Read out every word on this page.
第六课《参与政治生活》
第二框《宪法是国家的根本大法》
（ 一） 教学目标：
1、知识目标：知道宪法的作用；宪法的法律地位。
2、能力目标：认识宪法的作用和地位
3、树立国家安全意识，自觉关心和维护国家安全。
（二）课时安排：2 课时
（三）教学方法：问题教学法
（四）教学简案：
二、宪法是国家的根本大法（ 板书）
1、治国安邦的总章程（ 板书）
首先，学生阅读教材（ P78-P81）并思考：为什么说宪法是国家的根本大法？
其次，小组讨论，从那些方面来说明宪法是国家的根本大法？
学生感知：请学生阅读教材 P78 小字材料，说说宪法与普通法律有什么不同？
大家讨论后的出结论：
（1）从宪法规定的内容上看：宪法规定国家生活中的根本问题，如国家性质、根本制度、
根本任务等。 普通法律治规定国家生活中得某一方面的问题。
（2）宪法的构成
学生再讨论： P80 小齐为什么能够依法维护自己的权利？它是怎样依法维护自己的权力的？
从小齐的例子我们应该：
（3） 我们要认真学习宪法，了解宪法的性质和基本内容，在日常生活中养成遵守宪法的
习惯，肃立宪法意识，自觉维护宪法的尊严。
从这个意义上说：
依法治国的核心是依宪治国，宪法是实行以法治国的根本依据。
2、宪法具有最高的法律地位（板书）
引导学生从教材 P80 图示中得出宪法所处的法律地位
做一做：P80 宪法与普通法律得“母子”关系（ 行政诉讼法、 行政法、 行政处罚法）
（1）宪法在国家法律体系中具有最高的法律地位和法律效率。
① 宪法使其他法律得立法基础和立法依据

Instruction:
Output all records verbatim.

Written answer:
Read out every word on this page.
第六课《参与政治生活》
第二框《宪法是国家的根本大法》
（ 一） 教学目标：
1、知识目标：知道宪法的作用；宪法的法律地位。
2、能力目标：认识宪法的作用和地位
3、树立国家安全意识，自觉关心和维护国家安全。
（二）课时安排：2 课时
（三）教学方法：问题教学法
（四）教学简案：
二、宪法是国家的根本大法（ 板书）
1、治国安邦的总章程（ 板书）
首先，学生阅读教材（ P78-P81）并思考：为什么说宪法是国家的根本大法？
其次，小组讨论，从那些方面来说明宪法是国家的根本大法？
学生感知：请学生阅读教材 P78 小字材料，说说宪法与普通法律有什么不同？
大家讨论后的出结论：
（1）从宪法规定的内容上看：宪法规定国家生活中的根本问题，如国家性质、根本制度、
根本任务等。 普通法律治规定国家生活中得某一方面的问题。
（2）宪法的构成
学生再讨论： P80 小齐为什么能够依法维护自己的权利？它是怎样依法维护自己的权力的？
从小齐的例子我们应该：
（3） 我们要认真学习宪法，了解宪法的性质和基本内容，在日常生活中养成遵守宪法的
习惯，肃立宪法意识，自觉维护宪法的尊严。
从这个意义上说：
依法治国的核心是依宪治国，宪法是实行以法治国的根本依据。
2、宪法具有最高的法律地位（板书）
引导学生从教材 P80 图示中得出宪法所处的法律地位
做一做：P80 宪法与普通法律得“母子”关系（ 行政诉讼法、 行政法、 行政处罚法）
（1）宪法在国家法律体系中具有最高的法律地位和法律效率。
① 宪法使其他法律得立法基础和立法依据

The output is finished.